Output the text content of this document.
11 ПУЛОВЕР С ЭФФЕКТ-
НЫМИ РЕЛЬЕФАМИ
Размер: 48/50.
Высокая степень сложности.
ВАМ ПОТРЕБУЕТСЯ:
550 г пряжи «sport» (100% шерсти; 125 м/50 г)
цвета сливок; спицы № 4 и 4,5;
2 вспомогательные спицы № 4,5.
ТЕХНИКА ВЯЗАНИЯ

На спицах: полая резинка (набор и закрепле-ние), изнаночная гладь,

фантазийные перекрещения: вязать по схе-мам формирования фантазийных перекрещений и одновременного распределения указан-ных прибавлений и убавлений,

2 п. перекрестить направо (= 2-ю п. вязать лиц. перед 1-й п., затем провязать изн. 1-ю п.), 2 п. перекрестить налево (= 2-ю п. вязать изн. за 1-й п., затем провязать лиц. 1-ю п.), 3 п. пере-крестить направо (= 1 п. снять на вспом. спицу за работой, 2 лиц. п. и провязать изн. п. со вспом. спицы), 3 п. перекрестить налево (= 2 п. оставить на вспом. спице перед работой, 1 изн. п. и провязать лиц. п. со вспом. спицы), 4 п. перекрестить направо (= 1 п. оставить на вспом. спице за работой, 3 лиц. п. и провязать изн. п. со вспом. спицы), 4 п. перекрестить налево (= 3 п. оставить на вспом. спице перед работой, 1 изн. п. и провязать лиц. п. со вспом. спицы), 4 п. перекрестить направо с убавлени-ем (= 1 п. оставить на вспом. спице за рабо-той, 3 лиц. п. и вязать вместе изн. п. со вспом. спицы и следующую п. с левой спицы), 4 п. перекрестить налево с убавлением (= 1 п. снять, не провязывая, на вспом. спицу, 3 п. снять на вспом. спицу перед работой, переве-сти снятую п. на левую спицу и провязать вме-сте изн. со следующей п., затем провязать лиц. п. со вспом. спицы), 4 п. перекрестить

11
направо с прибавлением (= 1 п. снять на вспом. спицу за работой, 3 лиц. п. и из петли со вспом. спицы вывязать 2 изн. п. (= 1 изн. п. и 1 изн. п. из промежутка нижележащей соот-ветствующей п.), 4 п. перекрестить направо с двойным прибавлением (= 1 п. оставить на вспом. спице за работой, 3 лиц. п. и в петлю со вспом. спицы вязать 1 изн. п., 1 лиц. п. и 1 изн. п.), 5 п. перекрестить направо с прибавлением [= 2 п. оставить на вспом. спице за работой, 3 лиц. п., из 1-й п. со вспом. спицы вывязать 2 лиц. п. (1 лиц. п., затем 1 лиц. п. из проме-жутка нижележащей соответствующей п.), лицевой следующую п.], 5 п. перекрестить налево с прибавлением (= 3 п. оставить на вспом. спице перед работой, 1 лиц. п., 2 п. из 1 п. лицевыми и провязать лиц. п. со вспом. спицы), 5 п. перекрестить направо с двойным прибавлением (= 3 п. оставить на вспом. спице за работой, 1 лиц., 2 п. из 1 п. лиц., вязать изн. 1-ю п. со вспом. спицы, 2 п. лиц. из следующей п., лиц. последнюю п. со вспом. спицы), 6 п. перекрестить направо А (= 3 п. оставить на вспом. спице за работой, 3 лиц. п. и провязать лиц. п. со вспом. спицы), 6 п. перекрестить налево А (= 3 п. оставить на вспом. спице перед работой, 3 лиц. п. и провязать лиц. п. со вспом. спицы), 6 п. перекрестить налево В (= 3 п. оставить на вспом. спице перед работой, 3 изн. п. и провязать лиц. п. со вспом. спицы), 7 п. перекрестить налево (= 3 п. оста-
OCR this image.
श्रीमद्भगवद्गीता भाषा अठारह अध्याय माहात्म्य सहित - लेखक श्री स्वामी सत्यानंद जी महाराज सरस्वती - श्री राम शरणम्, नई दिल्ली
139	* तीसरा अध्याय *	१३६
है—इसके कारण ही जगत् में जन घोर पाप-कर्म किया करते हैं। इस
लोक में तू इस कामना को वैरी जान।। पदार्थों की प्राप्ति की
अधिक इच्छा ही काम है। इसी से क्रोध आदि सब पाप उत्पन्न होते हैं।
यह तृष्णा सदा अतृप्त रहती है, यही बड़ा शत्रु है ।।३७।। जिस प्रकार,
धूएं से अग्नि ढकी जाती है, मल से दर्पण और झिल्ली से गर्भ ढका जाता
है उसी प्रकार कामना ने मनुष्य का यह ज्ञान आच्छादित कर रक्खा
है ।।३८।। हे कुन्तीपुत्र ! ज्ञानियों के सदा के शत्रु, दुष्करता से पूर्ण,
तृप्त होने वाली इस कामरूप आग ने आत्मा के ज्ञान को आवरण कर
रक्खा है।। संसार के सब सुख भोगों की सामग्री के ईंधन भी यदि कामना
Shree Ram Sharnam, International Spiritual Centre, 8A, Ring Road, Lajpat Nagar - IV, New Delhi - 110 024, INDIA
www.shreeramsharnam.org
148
- - - - -
### EXERCISE PROMPT:
The lines to quote run from the one containing "OCR this image." through the final line of the material above; please give them exactly, both ends included, and nothing else.

### TASK RESPONSE:
OCR this image.
श्रीमद्भगवद्गीता भाषा अठारह अध्याय माहात्म्य सहित - लेखक श्री स्वामी सत्यानंद जी महाराज सरस्वती - श्री राम शरणम्, नई दिल्ली
139	* तीसरा अध्याय *	१३६
है—इसके कारण ही जगत् में जन घोर पाप-कर्म किया करते हैं। इस
लोक में तू इस कामना को वैरी जान।। पदार्थों की प्राप्ति की
अधिक इच्छा ही काम है। इसी से क्रोध आदि सब पाप उत्पन्न होते हैं।
यह तृष्णा सदा अतृप्त रहती है, यही बड़ा शत्रु है ।।३७।। जिस प्रकार,
धूएं से अग्नि ढकी जाती है, मल से दर्पण और झिल्ली से गर्भ ढका जाता
है उसी प्रकार कामना ने मनुष्य का यह ज्ञान आच्छादित कर रक्खा
है ।।३८।। हे कुन्तीपुत्र ! ज्ञानियों के सदा के शत्रु, दुष्करता से पूर्ण,
तृप्त होने वाली इस कामरूप आग ने आत्मा के ज्ञान को आवरण कर
रक्खा है।। संसार के सब सुख भोगों की सामग्री के ईंधन भी यदि कामना
Shree Ram Sharnam, International Spiritual Centre, 8A, Ring Road, Lajpat Nagar - IV, New Delhi - 110 024, INDIA
www.shreeramsharnam.org
148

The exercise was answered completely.